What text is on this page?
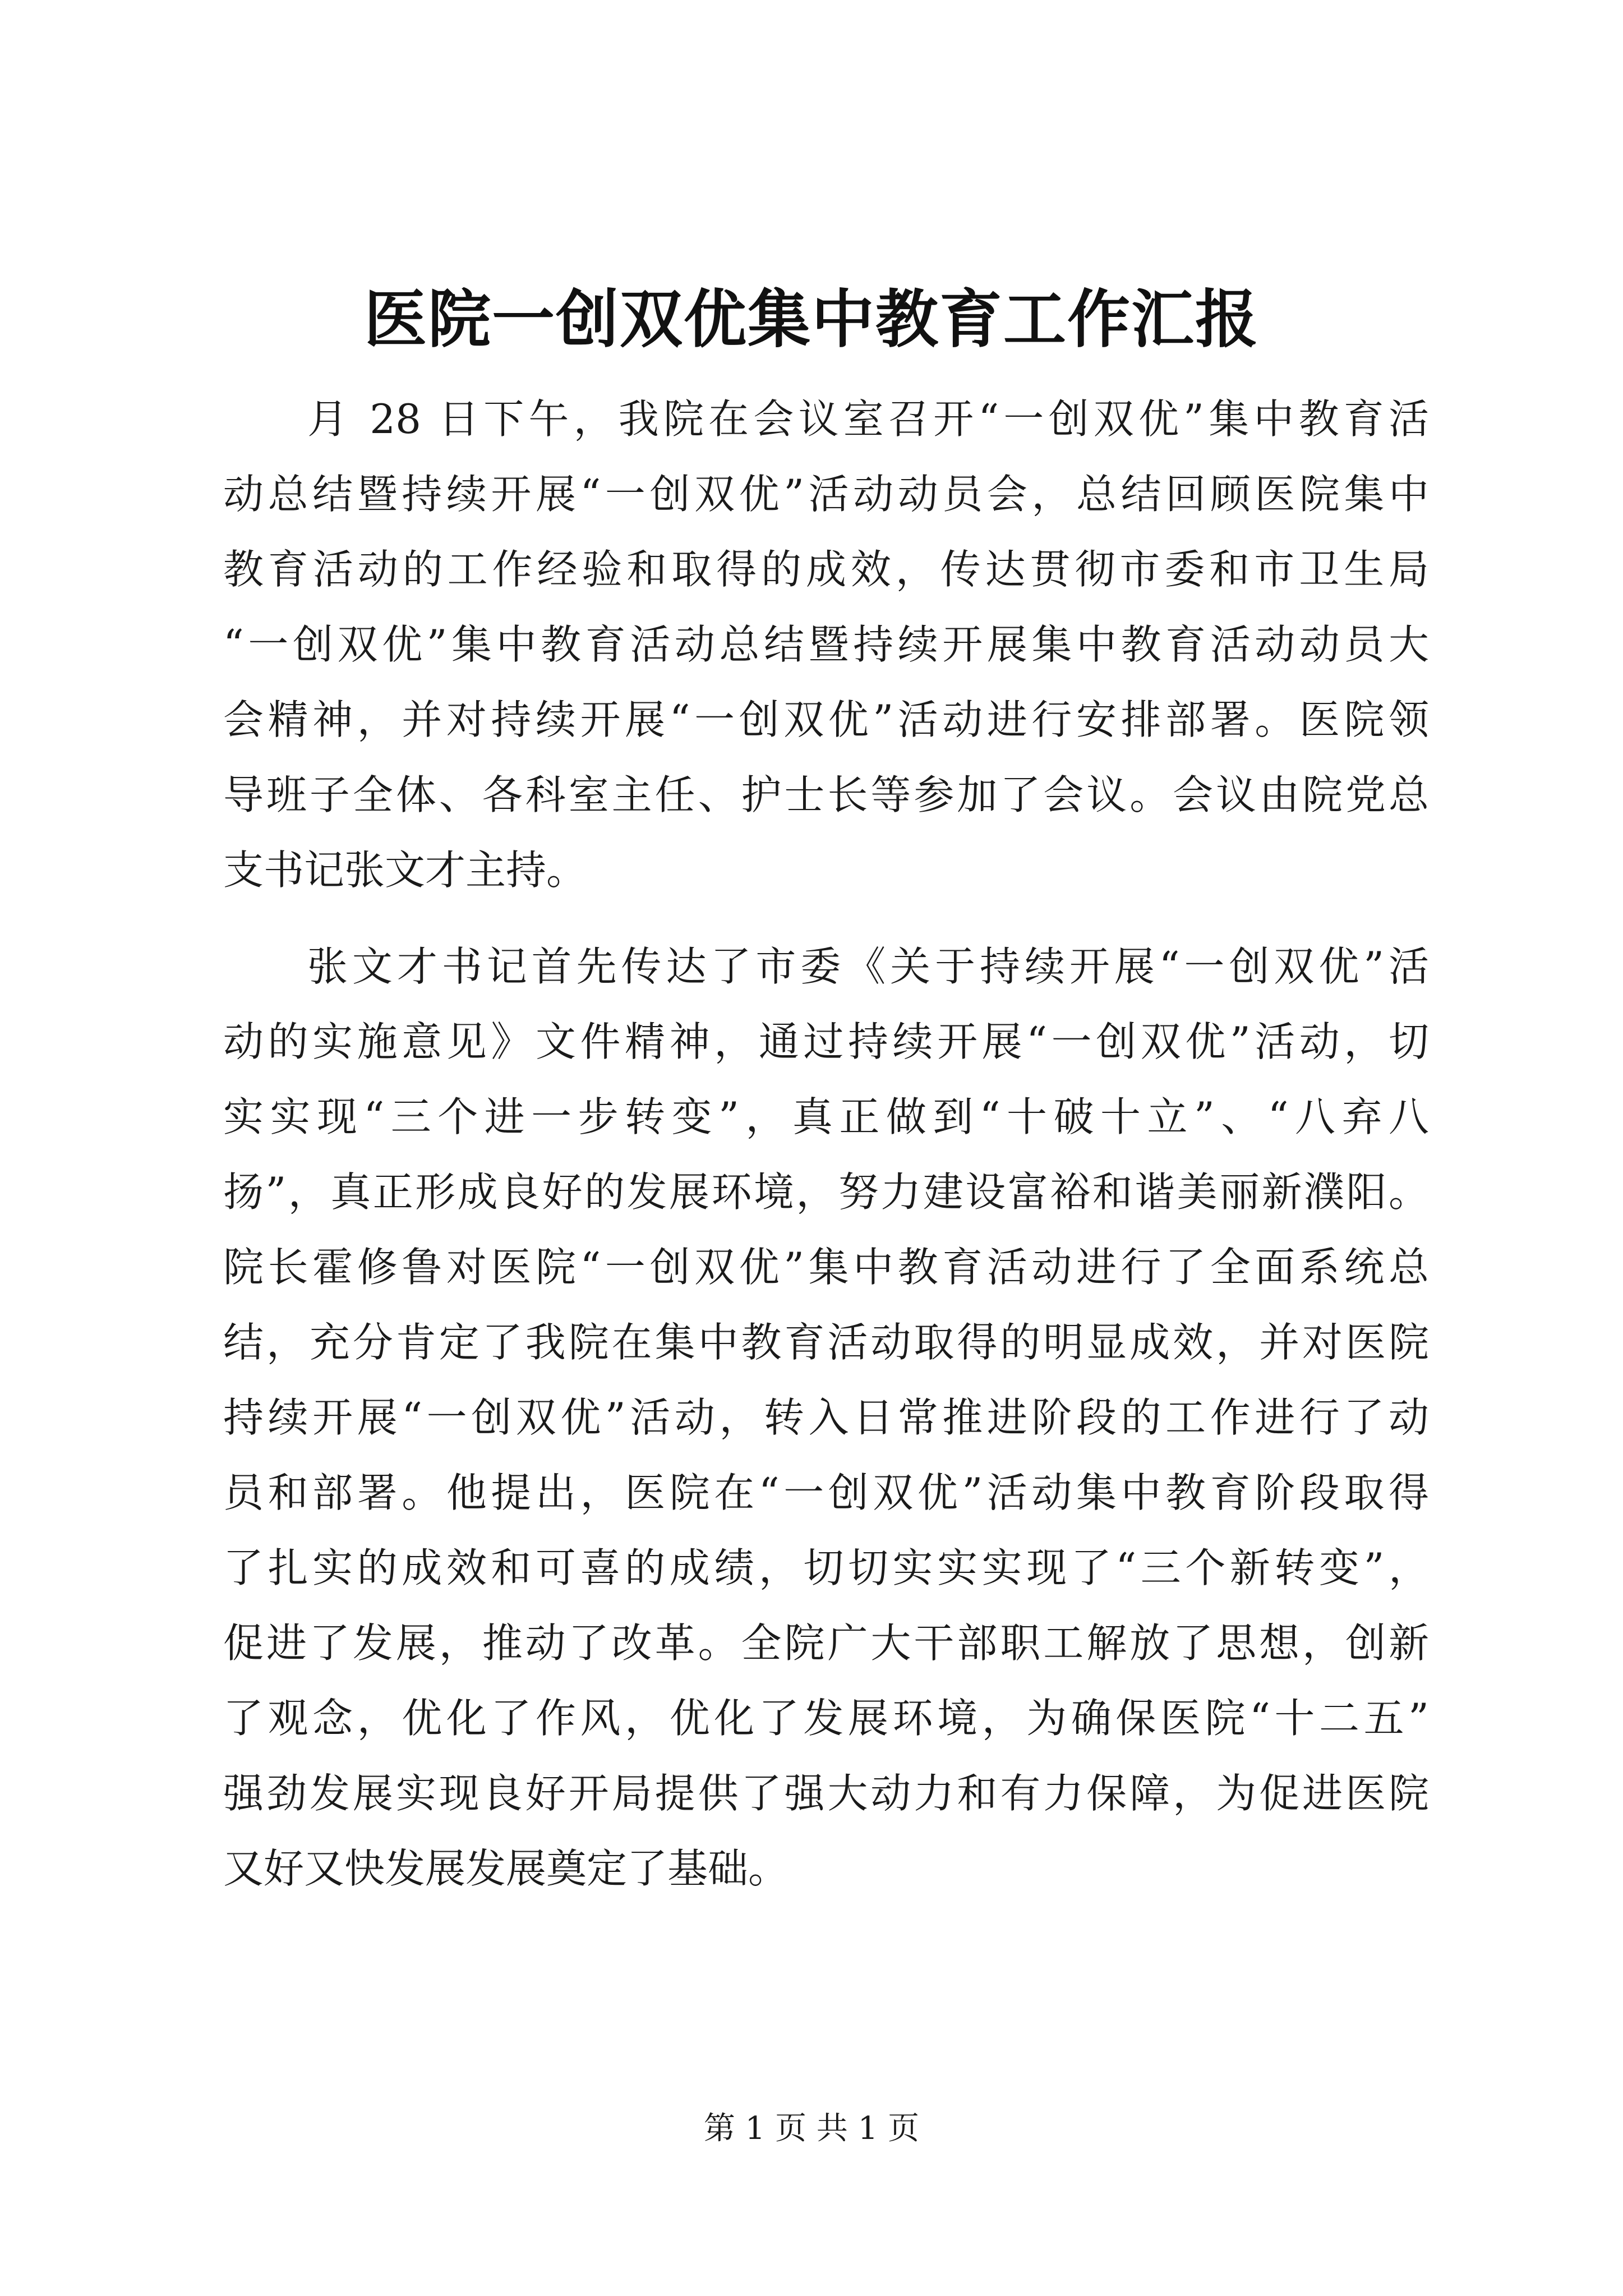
医院一创双优集中教育工作汇报
月 28 日下午，我院在会议室召开“一创双优”集中教育活
动总结暨持续开展“一创双优”活动动员会，总结回顾医院集中
教育活动的工作经验和取得的成效，传达贯彻市委和市卫生局
“一创双优”集中教育活动总结暨持续开展集中教育活动动员大
会精神，并对持续开展“一创双优”活动进行安排部署。医院领
导班子全体、各科室主任、护士长等参加了会议。会议由院党总
支书记张文才主持。
张文才书记首先传达了市委《关于持续开展“一创双优”活
动的实施意见》文件精神，通过持续开展“一创双优”活动，切
实实现“三个进一步转变”，真正做到“十破十立”、“八弃八
扬”，真正形成良好的发展环境，努力建设富裕和谐美丽新濮阳。
院长霍修鲁对医院“一创双优”集中教育活动进行了全面系统总
结，充分肯定了我院在集中教育活动取得的明显成效，并对医院
持续开展“一创双优”活动，转入日常推进阶段的工作进行了动
员和部署。他提出，医院在“一创双优”活动集中教育阶段取得
了扎实的成效和可喜的成绩，切切实实实现了“三个新转变”，
促进了发展，推动了改革。全院广大干部职工解放了思想，创新
了观念，优化了作风，优化了发展环境，为确保医院“十二五”
强劲发展实现良好开局提供了强大动力和有力保障，为促进医院
又好又快发展发展奠定了基础。
第 1 页 共 1 页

Directions:
Repeat all the records above exactly, leaving out any pictures.

Reply to the exercise:
What text is on this page?
医院一创双优集中教育工作汇报
月 28 日下午，我院在会议室召开“一创双优”集中教育活
动总结暨持续开展“一创双优”活动动员会，总结回顾医院集中
教育活动的工作经验和取得的成效，传达贯彻市委和市卫生局
“一创双优”集中教育活动总结暨持续开展集中教育活动动员大
会精神，并对持续开展“一创双优”活动进行安排部署。医院领
导班子全体、各科室主任、护士长等参加了会议。会议由院党总
支书记张文才主持。
张文才书记首先传达了市委《关于持续开展“一创双优”活
动的实施意见》文件精神，通过持续开展“一创双优”活动，切
实实现“三个进一步转变”，真正做到“十破十立”、“八弃八
扬”，真正形成良好的发展环境，努力建设富裕和谐美丽新濮阳。
院长霍修鲁对医院“一创双优”集中教育活动进行了全面系统总
结，充分肯定了我院在集中教育活动取得的明显成效，并对医院
持续开展“一创双优”活动，转入日常推进阶段的工作进行了动
员和部署。他提出，医院在“一创双优”活动集中教育阶段取得
了扎实的成效和可喜的成绩，切切实实实现了“三个新转变”，
促进了发展，推动了改革。全院广大干部职工解放了思想，创新
了观念，优化了作风，优化了发展环境，为确保医院“十二五”
强劲发展实现良好开局提供了强大动力和有力保障，为促进医院
又好又快发展发展奠定了基础。
第 1 页 共 1 页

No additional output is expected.